To do -> Take from the listing each line that has the string "this".

Collected data
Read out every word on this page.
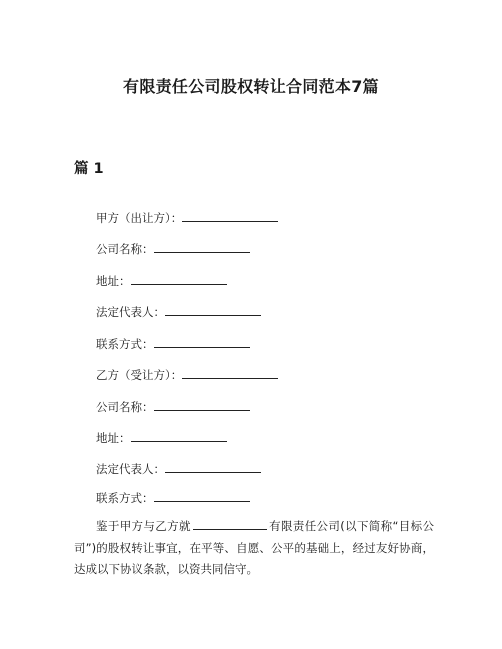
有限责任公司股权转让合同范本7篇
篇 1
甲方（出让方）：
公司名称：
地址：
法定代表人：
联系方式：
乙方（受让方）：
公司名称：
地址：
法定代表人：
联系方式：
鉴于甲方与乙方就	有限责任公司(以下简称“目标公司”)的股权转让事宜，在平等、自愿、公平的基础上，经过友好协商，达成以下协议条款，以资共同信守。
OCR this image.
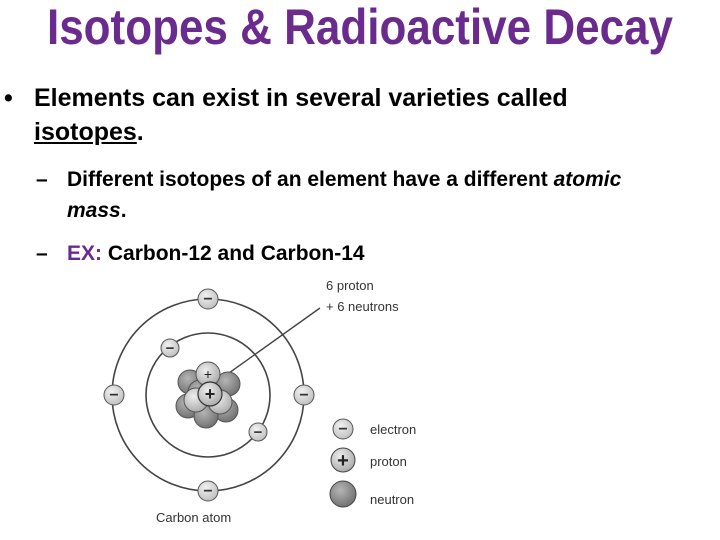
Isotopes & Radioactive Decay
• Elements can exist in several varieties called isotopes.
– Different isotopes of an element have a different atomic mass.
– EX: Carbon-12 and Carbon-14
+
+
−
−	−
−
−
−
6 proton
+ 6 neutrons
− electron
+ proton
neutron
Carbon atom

The answer ->
Read out every word on this page.
OCR this image.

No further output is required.